• DATA TO USE:
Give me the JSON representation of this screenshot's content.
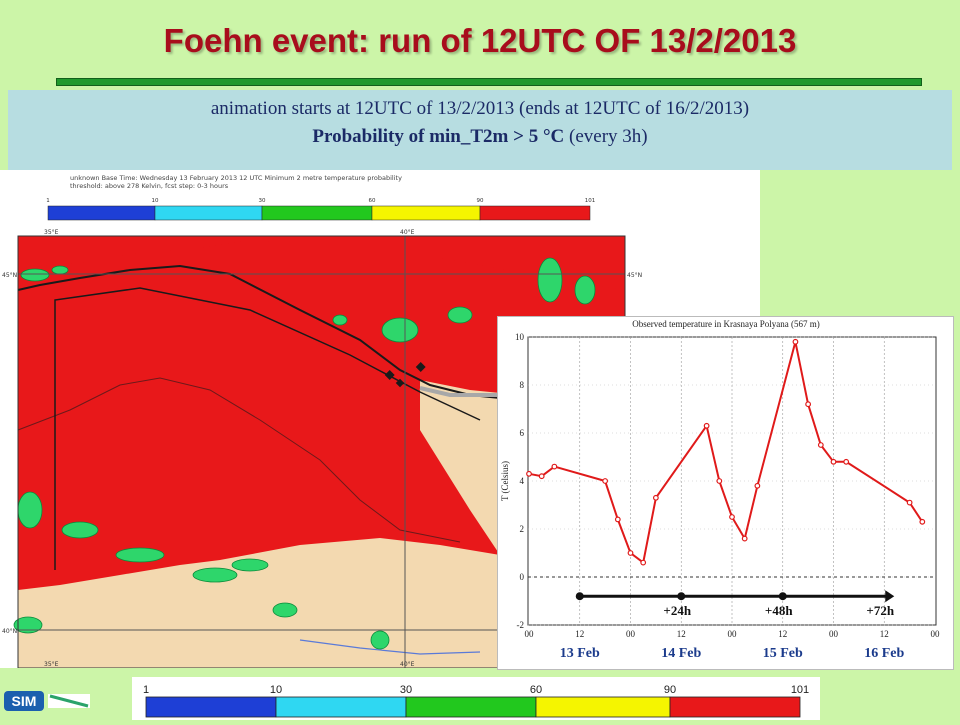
{
  "slide": {
    "title": "Foehn event: run of 12UTC OF 13/2/2013",
    "info_line1": "animation starts at 12UTC of 13/2/2013 (ends at 12UTC of 16/2/2013)",
    "info_line2_bold": "Probability of min_T2m > 5 °C",
    "info_line2_rest": " (every 3h)"
  },
  "map": {
    "header_line1": "unknown  Base Time: Wednesday 13 February 2013 12 UTC  Minimum 2 metre temperature probability",
    "header_line2": "threshold: above 278 Kelvin, fcst step: 0-3 hours",
    "lon_labels": [
      "35°E",
      "40°E"
    ],
    "lat_labels": [
      "45°N",
      "40°N"
    ],
    "colorbar_ticks": [
      "1",
      "10",
      "30",
      "60",
      "90",
      "101"
    ],
    "colorbar_colors": [
      "#1e3fd6",
      "#2fd7f2",
      "#22c81e",
      "#f5f500",
      "#e8181a"
    ],
    "sea_color": "#e8181a",
    "land_color": "#f3d9b0"
  },
  "legend_bar": {
    "ticks": [
      "1",
      "10",
      "30",
      "60",
      "90",
      "101"
    ],
    "colors": [
      "#1e3fd6",
      "#2fd7f2",
      "#22c81e",
      "#f5f500",
      "#e8181a"
    ]
  },
  "logo_text": "SIM",
  "chart_data": {
    "type": "line",
    "title": "Observed temperature in Krasnaya Polyana (567 m)",
    "ylabel": "T (Celsius)",
    "xlabel": "",
    "ylim": [
      -2,
      10
    ],
    "yticks": [
      -2,
      0,
      2,
      4,
      6,
      8,
      10
    ],
    "x_hour_ticks": [
      "00",
      "12",
      "00",
      "12",
      "00",
      "12",
      "00",
      "12",
      "00"
    ],
    "day_labels": [
      "13 Feb",
      "14 Feb",
      "15 Feb",
      "16 Feb"
    ],
    "forecast_labels": [
      "+24h",
      "+48h",
      "+72h"
    ],
    "series_color": "#e01a1a",
    "series": [
      {
        "x_hours": [
          0,
          3,
          6,
          18,
          21,
          24,
          27,
          30,
          42,
          45,
          48,
          51,
          54,
          63,
          66,
          69,
          72,
          75,
          90,
          93
        ],
        "values": [
          4.3,
          4.2,
          4.6,
          4.0,
          2.4,
          1.0,
          0.6,
          3.3,
          6.3,
          4.0,
          2.5,
          1.6,
          3.8,
          9.8,
          7.2,
          5.5,
          4.8,
          4.8,
          3.1,
          2.3
        ]
      }
    ]
  }
}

• GIVEN PROBLEM:
Set down the records in full and exactly. Do not carry over any image.

• EXPECTED ANSWER:
Give me the JSON representation of this screenshot's content.
{
  "slide": {
    "title": "Foehn event: run of 12UTC OF 13/2/2013",
    "info_line1": "animation starts at 12UTC of 13/2/2013 (ends at 12UTC of 16/2/2013)",
    "info_line2_bold": "Probability of min_T2m > 5 °C",
    "info_line2_rest": " (every 3h)"
  },
  "map": {
    "header_line1": "unknown  Base Time: Wednesday 13 February 2013 12 UTC  Minimum 2 metre temperature probability",
    "header_line2": "threshold: above 278 Kelvin, fcst step: 0-3 hours",
    "lon_labels": [
      "35°E",
      "40°E"
    ],
    "lat_labels": [
      "45°N",
      "40°N"
    ],
    "colorbar_ticks": [
      "1",
      "10",
      "30",
      "60",
      "90",
      "101"
    ],
    "colorbar_colors": [
      "#1e3fd6",
      "#2fd7f2",
      "#22c81e",
      "#f5f500",
      "#e8181a"
    ],
    "sea_color": "#e8181a",
    "land_color": "#f3d9b0"
  },
  "legend_bar": {
    "ticks": [
      "1",
      "10",
      "30",
      "60",
      "90",
      "101"
    ],
    "colors": [
      "#1e3fd6",
      "#2fd7f2",
      "#22c81e",
      "#f5f500",
      "#e8181a"
    ]
  },
  "logo_text": "SIM",
  "chart_data": {
    "type": "line",
    "title": "Observed temperature in Krasnaya Polyana (567 m)",
    "ylabel": "T (Celsius)",
    "xlabel": "",
    "ylim": [
      -2,
      10
    ],
    "yticks": [
      -2,
      0,
      2,
      4,
      6,
      8,
      10
    ],
    "x_hour_ticks": [
      "00",
      "12",
      "00",
      "12",
      "00",
      "12",
      "00",
      "12",
      "00"
    ],
    "day_labels": [
      "13 Feb",
      "14 Feb",
      "15 Feb",
      "16 Feb"
    ],
    "forecast_labels": [
      "+24h",
      "+48h",
      "+72h"
    ],
    "series_color": "#e01a1a",
    "series": [
      {
        "x_hours": [
          0,
          3,
          6,
          18,
          21,
          24,
          27,
          30,
          42,
          45,
          48,
          51,
          54,
          63,
          66,
          69,
          72,
          75,
          90,
          93
        ],
        "values": [
          4.3,
          4.2,
          4.6,
          4.0,
          2.4,
          1.0,
          0.6,
          3.3,
          6.3,
          4.0,
          2.5,
          1.6,
          3.8,
          9.8,
          7.2,
          5.5,
          4.8,
          4.8,
          3.1,
          2.3
        ]
      }
    ]
  }
}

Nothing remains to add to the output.